▸ Given task: The records below must be output exactly, without pictures.
----- Material for this task
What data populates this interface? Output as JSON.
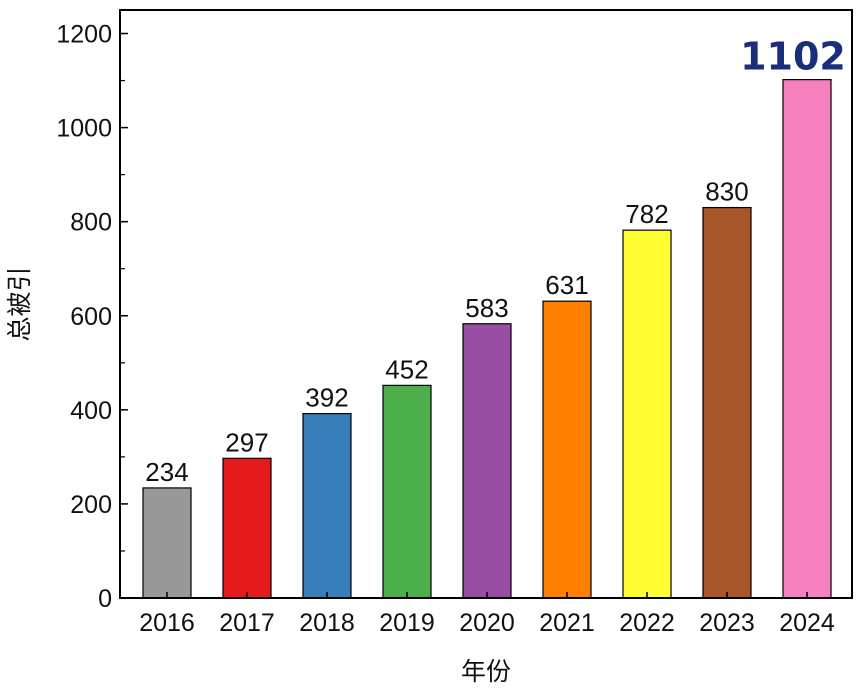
{
  "chart_data": {
    "type": "bar",
    "categories": [
      "2016",
      "2017",
      "2018",
      "2019",
      "2020",
      "2021",
      "2022",
      "2023",
      "2024"
    ],
    "values": [
      234,
      297,
      392,
      452,
      583,
      631,
      782,
      830,
      1102
    ],
    "value_labels": [
      "234",
      "297",
      "392",
      "452",
      "583",
      "631",
      "782",
      "830",
      "1102"
    ],
    "colors": [
      "#999999",
      "#e41a1c",
      "#377eb8",
      "#4daf4a",
      "#984ea3",
      "#ff7f00",
      "#ffff33",
      "#a65628",
      "#f781bf"
    ],
    "highlight_index": 8,
    "xlabel": "年份",
    "ylabel": "总被引",
    "ylim": [
      0,
      1250
    ],
    "yticks": [
      0,
      200,
      400,
      600,
      800,
      1000,
      1200
    ],
    "ytick_labels": [
      "0",
      "200",
      "400",
      "600",
      "800",
      "1000",
      "1200"
    ],
    "grid": false,
    "legend": false
  }
}
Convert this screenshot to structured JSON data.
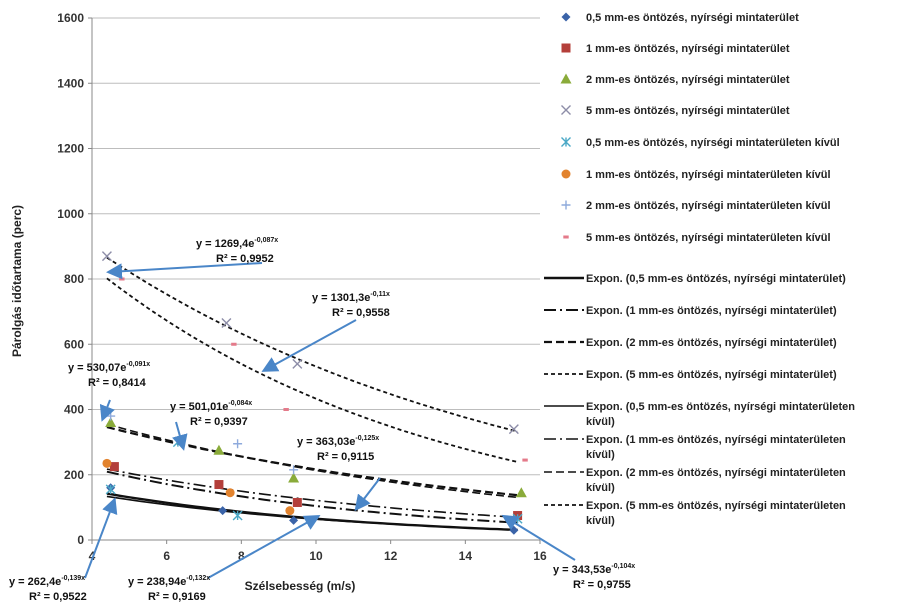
----------
▸ Output for this exercise:
What data populates this interface? Output as JSON.
{
  "chart_data": {
    "type": "bar",
    "categories": [
      "2016",
      "2017",
      "2018",
      "2019",
      "2020",
      "2021",
      "2022",
      "2023",
      "2024"
    ],
    "values": [
      234,
      297,
      392,
      452,
      583,
      631,
      782,
      830,
      1102
    ],
    "value_labels": [
      "234",
      "297",
      "392",
      "452",
      "583",
      "631",
      "782",
      "830",
      "1102"
    ],
    "colors": [
      "#999999",
      "#e41a1c",
      "#377eb8",
      "#4daf4a",
      "#984ea3",
      "#ff7f00",
      "#ffff33",
      "#a65628",
      "#f781bf"
    ],
    "highlight_index": 8,
    "xlabel": "年份",
    "ylabel": "总被引",
    "ylim": [
      0,
      1250
    ],
    "yticks": [
      0,
      200,
      400,
      600,
      800,
      1000,
      1200
    ],
    "ytick_labels": [
      "0",
      "200",
      "400",
      "600",
      "800",
      "1000",
      "1200"
    ],
    "grid": false,
    "legend": false
  }
}
Convert this screenshot to structured JSON data.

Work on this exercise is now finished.